*Text segment:*
--- Begin ---

It is wonderful to see this outbreak of icon painting. We seem to have a small school of iconographers within our small Catholic Illustrators Guild. I have not been posting lately due to a hectic summer and a house remodel. One of the things I did manage to do was to take an icon painting retreat/workshop from these fine people:
http://www.iconinstitute.org/
Mostly I learned how much I still need to learn. When I got home I found this gentleman:
http://www.tikhomirovp.com/
who agreed to take me on as a student. My goal is to paint icons following the traditional methods as preserved by the current crop of orthodox iconographers, russian and byzantine, and this means tempera, a medium I had not ever used before last July.
If your interested there are reasons based on tradition why panel icons should be painted in tempera.

Daniel Nichols said...

A fast drying time is not a problem, as one does not "work" the paint as with oils, but applies thin glazes to achieve the luminous effect. The opacity of acrylic is not a problem if it is sufficiently diluted.
I work in the Russian style with acrylic and can testify that the desired luminosity can be achieved with this medium. (See www.eighthdayicons.com )
And to second lawrence, if you want to paint icons please do not join the troops of Catholic pseudo-iconographers who give us a bad name among the Orthodox, but rather respect the traditon.
I note on your website several "creative" icons; ie, icons with your own ideas dominating.
I suggest further respectful study of the iconographic tradition before you attempt it again.
I am not trying to offend you, and hope take this as the exhortation I intend it to be.

Daniel Nichols said...

--- End ---

*Stored rows:*
--- Begin ---

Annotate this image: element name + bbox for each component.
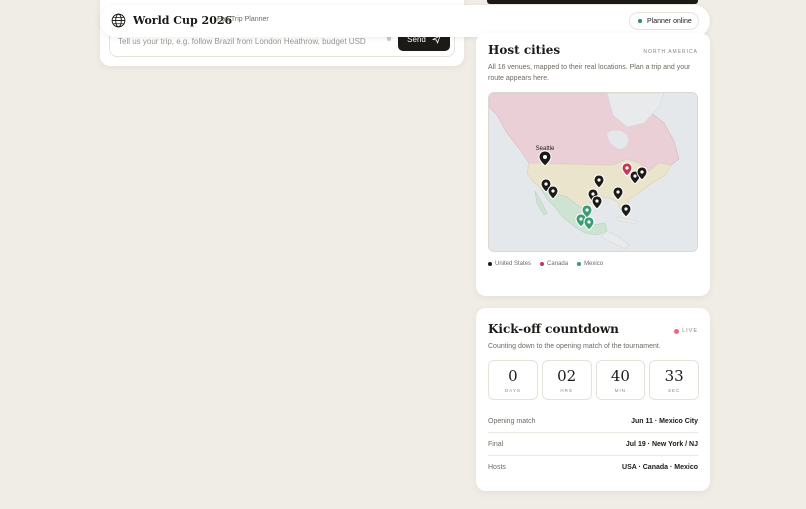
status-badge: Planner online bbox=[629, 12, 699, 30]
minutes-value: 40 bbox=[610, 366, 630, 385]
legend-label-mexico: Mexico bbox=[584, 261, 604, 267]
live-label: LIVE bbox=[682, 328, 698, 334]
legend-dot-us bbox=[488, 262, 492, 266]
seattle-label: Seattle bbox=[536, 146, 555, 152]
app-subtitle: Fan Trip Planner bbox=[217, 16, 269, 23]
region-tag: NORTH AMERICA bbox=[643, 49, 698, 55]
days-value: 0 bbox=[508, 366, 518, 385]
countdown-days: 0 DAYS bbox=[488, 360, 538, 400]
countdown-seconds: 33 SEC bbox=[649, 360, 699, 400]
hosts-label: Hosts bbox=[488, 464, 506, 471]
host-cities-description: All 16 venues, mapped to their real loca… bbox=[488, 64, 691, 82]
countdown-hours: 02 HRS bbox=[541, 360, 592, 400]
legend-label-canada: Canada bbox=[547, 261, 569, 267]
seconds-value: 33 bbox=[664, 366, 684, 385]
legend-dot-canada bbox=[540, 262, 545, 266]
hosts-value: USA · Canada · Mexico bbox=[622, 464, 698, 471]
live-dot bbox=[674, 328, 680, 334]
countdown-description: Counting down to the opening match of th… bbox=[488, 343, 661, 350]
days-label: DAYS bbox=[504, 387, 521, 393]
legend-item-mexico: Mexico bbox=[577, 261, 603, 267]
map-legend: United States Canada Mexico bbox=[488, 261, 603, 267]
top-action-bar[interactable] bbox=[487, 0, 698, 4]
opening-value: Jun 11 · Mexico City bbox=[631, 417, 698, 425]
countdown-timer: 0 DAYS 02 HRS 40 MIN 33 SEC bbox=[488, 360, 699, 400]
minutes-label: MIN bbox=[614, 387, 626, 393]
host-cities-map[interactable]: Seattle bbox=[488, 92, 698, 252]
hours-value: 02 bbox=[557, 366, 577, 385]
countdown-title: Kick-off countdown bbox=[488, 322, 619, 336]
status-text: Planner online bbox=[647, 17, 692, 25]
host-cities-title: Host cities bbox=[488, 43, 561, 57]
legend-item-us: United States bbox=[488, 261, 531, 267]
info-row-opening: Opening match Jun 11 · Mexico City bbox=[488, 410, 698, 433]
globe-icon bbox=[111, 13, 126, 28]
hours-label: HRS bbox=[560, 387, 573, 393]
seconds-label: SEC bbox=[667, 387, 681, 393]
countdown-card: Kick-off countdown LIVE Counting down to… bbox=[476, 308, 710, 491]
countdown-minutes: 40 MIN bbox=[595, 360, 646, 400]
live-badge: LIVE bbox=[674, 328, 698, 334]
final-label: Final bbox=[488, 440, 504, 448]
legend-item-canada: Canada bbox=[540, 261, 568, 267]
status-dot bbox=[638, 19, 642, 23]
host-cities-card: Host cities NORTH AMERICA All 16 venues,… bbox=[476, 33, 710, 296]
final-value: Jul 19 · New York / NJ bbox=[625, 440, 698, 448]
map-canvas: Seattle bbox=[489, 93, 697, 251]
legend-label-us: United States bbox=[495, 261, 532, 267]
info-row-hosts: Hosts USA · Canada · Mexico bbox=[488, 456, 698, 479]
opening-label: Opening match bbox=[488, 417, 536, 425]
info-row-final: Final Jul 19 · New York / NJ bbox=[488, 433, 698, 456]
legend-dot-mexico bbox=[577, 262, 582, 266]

--- End ---

*Task requirements:*
A - Could you reproduce the passage of the icon painting discussion from "A fast drying" up to and including "attempt it again.", word for word?
B - Which web addresses appear in the icon painting discussion? List every one.

*Answer list:*
A -
A fast drying time is not a problem, as one does not "work" the paint as with oils, but applies thin glazes to achieve the luminous effect. The opacity of acrylic is not a problem if it is sufficiently diluted.
I work in the Russian style with acrylic and can testify that the desired luminosity can be achieved with this medium. (See www.eighthdayicons.com )
And to second lawrence, if you want to paint icons please do not join the troops of Catholic pseudo-iconographers who give us a bad name among the Orthodox, but rather respect the traditon.
I note on your website several "creative" icons; ie, icons with your own ideas dominating.
I suggest further respectful study of the iconographic tradition before you attempt it again.

B -
- http://www.iconinstitute.org/
- http://www.tikhomirovp.com/
- www.eighthdayicons.com